PROBLEM TO WORK ON
Return the records word for word. Any pictures in them are not part of the copy.

SUPPLIED MATERIAL
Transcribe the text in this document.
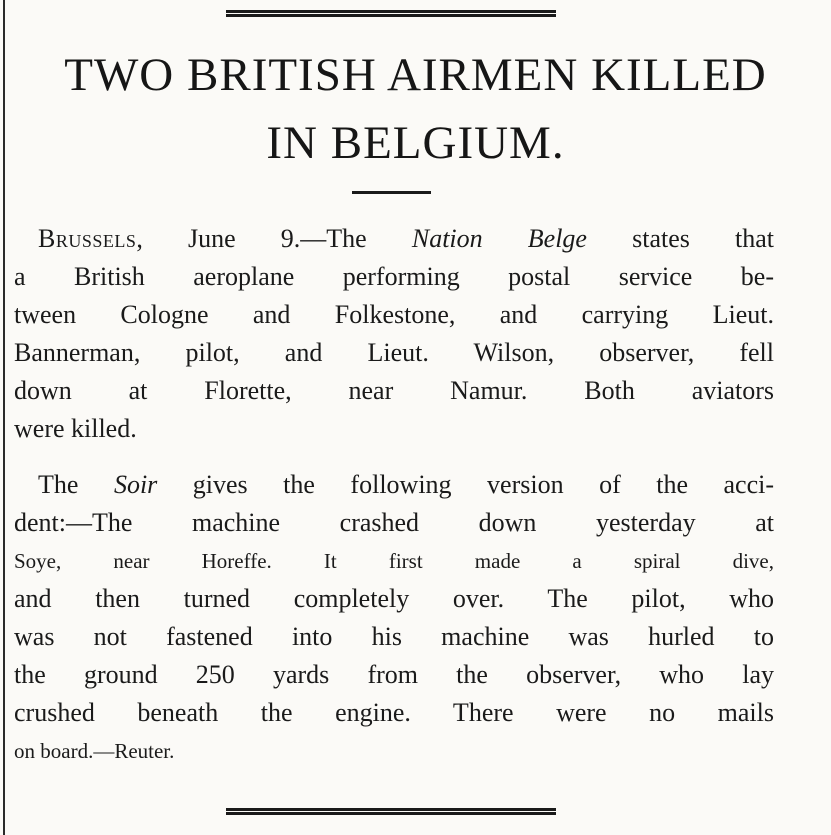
TWO BRITISH AIRMEN KILLED
IN BELGIUM.
Brussels, June 9.—The Nation Belge states that
a British aeroplane performing postal service be-
tween Cologne and Folkestone, and carrying Lieut.
Bannerman, pilot, and Lieut. Wilson, observer, fell
down at Florette, near Namur. Both aviators
were killed.
The Soir gives the following version of the acci-
dent:—The machine crashed down yesterday at
Soye, near Horeffe. It first made a spiral dive,
and then turned completely over. The pilot, who
was not fastened into his machine was hurled to
the ground 250 yards from the observer, who lay
crushed beneath the engine. There were no mails
on board.—Reuter.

REPLY
Transcribe the text in this document.
TWO BRITISH AIRMEN KILLED
IN BELGIUM.
Brussels, June 9.—The Nation Belge states that
a British aeroplane performing postal service be-
tween Cologne and Folkestone, and carrying Lieut.
Bannerman, pilot, and Lieut. Wilson, observer, fell
down at Florette, near Namur. Both aviators
were killed.
The Soir gives the following version of the acci-
dent:—The machine crashed down yesterday at
Soye, near Horeffe. It first made a spiral dive,
and then turned completely over. The pilot, who
was not fastened into his machine was hurled to
the ground 250 yards from the observer, who lay
crushed beneath the engine. There were no mails
on board.—Reuter.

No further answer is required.